Provided material:

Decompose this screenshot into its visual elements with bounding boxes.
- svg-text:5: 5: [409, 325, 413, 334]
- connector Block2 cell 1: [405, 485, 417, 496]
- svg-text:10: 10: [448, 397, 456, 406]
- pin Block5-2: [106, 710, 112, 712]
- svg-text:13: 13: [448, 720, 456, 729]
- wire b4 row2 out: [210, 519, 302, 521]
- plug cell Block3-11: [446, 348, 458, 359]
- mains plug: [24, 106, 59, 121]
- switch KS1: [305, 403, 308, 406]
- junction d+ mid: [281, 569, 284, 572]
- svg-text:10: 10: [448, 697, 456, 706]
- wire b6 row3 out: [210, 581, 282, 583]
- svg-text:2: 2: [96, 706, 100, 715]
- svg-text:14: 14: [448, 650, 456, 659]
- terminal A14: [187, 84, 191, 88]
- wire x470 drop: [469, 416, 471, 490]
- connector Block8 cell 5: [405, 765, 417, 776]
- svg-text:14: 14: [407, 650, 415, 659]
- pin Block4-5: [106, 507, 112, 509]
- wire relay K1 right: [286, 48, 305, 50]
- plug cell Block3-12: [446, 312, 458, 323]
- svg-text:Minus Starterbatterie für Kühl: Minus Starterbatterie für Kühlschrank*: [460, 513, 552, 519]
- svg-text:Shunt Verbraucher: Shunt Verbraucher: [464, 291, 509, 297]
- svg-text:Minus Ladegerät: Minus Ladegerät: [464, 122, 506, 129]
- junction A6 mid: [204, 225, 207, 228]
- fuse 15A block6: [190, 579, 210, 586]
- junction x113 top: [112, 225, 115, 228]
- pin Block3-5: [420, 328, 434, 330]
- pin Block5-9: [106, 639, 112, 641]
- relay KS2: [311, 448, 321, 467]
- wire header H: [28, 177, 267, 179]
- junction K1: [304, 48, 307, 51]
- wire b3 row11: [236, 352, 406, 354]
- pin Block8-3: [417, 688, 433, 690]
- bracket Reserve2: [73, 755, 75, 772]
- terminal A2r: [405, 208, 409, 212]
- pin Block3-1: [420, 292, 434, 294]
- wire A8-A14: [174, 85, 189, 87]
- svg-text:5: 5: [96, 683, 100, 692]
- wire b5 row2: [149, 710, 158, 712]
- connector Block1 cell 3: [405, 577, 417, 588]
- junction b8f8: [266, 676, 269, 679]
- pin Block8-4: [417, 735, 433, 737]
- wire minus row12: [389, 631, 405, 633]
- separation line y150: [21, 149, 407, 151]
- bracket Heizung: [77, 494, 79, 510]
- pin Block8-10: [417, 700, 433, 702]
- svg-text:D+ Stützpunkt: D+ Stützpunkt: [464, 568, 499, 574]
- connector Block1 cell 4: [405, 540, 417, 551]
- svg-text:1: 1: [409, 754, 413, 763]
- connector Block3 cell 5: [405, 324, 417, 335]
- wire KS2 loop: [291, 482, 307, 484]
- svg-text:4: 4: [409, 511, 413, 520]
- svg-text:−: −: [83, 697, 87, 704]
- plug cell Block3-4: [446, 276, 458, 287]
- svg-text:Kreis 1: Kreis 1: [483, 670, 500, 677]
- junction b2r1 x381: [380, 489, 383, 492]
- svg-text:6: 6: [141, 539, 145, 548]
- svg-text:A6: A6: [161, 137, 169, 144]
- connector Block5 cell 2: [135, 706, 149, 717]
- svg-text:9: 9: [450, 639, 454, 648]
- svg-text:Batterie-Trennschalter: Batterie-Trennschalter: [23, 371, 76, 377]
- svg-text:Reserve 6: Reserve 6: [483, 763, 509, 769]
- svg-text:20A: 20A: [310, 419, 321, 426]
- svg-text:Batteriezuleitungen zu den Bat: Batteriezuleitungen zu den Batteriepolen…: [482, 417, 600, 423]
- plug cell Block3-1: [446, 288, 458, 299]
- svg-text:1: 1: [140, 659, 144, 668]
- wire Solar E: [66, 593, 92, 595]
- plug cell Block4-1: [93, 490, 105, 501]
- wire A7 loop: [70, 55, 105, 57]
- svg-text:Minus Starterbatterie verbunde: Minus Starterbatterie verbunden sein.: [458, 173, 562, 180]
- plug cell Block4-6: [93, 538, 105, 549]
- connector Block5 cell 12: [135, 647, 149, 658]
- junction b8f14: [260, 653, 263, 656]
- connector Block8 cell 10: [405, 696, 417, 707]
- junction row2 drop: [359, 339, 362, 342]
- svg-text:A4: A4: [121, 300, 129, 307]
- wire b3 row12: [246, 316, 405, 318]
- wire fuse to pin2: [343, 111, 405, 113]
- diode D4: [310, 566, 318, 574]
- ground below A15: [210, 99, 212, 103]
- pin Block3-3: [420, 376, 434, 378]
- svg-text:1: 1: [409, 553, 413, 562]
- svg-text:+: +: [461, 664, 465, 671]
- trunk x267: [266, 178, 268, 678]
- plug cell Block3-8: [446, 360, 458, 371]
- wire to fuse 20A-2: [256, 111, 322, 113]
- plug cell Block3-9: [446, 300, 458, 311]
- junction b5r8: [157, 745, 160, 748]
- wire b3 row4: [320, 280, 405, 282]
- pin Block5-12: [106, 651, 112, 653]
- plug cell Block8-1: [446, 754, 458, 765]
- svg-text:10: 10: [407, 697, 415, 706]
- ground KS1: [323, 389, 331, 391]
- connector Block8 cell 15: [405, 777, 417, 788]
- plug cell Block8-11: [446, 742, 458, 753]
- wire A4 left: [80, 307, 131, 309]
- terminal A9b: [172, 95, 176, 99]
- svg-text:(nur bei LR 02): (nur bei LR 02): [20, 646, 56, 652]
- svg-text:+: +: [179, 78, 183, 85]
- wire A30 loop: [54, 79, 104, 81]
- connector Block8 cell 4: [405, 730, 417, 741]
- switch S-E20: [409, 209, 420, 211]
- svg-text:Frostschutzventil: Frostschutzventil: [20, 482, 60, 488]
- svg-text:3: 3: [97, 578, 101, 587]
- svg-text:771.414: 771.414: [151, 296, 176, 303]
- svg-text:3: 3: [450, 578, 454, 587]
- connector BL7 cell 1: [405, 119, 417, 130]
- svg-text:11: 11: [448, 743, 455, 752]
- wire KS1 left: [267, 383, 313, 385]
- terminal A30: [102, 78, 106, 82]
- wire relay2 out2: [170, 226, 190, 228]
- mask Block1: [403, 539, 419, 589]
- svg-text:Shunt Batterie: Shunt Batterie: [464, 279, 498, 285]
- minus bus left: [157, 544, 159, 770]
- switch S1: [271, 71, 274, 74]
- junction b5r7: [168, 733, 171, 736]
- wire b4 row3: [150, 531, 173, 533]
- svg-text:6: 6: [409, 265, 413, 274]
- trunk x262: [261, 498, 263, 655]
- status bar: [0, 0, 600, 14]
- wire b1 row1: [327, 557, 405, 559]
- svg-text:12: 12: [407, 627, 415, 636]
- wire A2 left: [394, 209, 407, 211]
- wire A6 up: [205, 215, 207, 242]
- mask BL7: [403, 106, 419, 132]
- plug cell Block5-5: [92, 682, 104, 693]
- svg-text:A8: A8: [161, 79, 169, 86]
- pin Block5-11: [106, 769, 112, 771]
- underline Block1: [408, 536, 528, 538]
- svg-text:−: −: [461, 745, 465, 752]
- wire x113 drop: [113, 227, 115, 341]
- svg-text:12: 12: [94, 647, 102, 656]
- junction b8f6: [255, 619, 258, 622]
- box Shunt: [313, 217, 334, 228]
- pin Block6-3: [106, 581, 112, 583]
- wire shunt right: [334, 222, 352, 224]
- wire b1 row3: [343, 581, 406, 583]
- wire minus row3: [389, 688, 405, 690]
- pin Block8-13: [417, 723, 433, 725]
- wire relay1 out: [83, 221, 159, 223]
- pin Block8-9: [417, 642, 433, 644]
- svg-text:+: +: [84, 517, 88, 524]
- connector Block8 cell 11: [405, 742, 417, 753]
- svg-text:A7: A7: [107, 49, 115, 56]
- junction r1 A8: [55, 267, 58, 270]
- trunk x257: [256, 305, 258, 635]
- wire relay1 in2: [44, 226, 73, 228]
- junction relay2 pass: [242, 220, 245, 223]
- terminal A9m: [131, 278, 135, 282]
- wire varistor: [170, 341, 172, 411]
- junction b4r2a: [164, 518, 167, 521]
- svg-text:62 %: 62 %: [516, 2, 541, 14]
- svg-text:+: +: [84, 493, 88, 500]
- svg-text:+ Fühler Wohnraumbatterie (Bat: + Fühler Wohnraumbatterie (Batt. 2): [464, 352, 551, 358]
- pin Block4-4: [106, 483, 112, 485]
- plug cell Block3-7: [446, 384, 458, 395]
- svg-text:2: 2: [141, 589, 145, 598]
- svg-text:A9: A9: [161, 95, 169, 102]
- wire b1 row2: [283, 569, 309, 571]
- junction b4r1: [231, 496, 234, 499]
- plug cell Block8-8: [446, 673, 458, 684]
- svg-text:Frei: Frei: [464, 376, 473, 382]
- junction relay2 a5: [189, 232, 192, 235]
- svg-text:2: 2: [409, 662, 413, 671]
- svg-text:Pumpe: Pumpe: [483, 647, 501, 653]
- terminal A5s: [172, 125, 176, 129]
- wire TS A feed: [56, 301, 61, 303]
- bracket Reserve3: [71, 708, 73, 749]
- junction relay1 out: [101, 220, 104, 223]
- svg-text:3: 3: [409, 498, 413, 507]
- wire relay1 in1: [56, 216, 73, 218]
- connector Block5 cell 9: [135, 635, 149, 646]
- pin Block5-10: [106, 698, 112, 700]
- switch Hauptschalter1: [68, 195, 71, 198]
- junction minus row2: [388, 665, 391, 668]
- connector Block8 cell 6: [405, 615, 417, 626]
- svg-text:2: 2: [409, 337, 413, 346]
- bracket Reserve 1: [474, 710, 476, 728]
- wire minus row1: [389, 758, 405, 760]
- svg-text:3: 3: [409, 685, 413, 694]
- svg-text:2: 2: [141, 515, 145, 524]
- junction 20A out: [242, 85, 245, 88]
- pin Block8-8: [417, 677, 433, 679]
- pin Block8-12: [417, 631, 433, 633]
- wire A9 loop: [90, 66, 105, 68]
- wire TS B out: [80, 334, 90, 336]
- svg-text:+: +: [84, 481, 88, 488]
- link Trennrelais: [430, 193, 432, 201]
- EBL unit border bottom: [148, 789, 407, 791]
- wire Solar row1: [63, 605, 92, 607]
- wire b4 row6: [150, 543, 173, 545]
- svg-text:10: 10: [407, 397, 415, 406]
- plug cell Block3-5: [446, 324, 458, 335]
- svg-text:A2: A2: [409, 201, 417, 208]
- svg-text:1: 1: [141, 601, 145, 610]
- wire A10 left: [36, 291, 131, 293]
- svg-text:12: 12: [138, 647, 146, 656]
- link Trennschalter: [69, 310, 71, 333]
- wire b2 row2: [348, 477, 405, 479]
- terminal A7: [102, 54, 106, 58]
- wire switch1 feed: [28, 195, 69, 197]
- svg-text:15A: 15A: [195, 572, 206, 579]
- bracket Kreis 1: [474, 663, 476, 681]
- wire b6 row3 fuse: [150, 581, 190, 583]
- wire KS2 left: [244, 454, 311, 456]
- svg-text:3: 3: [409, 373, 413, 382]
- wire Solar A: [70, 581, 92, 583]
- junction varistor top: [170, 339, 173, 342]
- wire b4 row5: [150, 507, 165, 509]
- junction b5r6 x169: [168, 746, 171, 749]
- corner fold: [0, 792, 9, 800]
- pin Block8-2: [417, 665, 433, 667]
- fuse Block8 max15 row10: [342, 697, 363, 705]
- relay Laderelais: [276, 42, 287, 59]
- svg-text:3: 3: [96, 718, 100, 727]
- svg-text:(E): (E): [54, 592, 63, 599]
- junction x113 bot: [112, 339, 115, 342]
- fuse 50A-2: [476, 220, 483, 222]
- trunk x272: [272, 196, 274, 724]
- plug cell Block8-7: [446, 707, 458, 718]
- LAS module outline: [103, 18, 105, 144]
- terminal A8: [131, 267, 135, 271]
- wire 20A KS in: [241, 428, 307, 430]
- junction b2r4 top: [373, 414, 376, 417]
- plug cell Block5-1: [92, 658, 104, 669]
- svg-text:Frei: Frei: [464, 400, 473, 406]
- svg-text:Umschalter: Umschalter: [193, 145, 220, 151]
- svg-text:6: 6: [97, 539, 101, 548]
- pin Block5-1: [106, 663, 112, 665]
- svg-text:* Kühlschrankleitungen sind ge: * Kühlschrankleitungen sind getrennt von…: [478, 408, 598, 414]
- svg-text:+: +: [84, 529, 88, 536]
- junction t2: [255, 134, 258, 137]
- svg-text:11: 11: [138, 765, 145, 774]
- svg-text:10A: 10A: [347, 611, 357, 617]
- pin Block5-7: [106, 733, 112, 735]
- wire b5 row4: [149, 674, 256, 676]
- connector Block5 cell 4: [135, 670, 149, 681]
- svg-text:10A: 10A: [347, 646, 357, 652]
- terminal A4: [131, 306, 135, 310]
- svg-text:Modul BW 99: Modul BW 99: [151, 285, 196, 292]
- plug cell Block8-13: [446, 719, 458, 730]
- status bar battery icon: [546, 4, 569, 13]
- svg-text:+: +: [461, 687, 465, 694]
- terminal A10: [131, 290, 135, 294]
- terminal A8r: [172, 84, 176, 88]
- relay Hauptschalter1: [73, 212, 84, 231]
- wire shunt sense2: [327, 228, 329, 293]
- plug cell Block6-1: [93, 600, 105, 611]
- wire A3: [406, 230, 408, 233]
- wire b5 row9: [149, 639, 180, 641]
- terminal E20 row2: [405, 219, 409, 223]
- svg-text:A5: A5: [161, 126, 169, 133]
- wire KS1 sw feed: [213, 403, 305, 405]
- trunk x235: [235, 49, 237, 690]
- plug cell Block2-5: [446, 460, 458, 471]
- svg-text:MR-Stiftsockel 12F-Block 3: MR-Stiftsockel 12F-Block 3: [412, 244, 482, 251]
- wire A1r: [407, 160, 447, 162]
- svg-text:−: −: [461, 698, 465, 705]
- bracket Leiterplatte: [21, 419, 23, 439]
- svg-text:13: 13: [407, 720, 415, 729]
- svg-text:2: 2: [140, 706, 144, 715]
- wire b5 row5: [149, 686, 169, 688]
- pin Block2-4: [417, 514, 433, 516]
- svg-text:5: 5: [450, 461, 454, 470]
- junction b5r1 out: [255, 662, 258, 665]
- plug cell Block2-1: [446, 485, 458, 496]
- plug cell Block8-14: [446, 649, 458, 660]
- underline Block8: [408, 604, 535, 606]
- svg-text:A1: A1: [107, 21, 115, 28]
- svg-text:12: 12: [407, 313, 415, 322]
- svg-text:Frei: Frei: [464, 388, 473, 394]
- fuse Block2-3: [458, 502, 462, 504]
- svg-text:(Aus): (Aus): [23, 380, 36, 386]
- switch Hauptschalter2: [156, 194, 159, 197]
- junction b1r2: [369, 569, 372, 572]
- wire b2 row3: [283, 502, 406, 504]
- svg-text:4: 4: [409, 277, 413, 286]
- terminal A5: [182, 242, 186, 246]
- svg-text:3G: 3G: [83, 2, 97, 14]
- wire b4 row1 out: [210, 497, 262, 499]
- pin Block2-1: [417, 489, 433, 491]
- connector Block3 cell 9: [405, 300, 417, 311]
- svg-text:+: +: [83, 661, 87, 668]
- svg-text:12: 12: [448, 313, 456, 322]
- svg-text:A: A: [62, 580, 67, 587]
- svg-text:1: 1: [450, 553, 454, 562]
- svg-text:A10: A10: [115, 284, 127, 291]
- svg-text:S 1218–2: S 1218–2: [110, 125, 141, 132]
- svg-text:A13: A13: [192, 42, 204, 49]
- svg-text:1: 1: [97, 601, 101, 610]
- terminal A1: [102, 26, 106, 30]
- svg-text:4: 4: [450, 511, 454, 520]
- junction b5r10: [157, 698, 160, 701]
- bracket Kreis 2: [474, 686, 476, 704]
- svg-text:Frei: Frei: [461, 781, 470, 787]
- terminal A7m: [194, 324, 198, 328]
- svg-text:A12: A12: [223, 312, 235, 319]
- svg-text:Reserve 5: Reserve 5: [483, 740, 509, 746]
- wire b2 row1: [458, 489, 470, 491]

Exercise instructions: Could you copy out the listing word for word, from its first line through the line containing "- pin Block4-5: [106, 507, 112, 509]", with both of those lines included?

Exercise solution:
Decompose this screenshot into its visual elements with bounding boxes.
- svg-text:5: 5: [409, 325, 413, 334]
- connector Block2 cell 1: [405, 485, 417, 496]
- svg-text:10: 10: [448, 397, 456, 406]
- pin Block5-2: [106, 710, 112, 712]
- svg-text:13: 13: [448, 720, 456, 729]
- wire b4 row2 out: [210, 519, 302, 521]
- plug cell Block3-11: [446, 348, 458, 359]
- mains plug: [24, 106, 59, 121]
- switch KS1: [305, 403, 308, 406]
- junction d+ mid: [281, 569, 284, 572]
- svg-text:10: 10: [448, 697, 456, 706]
- wire b6 row3 out: [210, 581, 282, 583]
- svg-text:2: 2: [96, 706, 100, 715]
- svg-text:14: 14: [448, 650, 456, 659]
- terminal A14: [187, 84, 191, 88]
- wire x470 drop: [469, 416, 471, 490]
- connector Block8 cell 5: [405, 765, 417, 776]
- svg-text:14: 14: [407, 650, 415, 659]
- pin Block4-5: [106, 507, 112, 509]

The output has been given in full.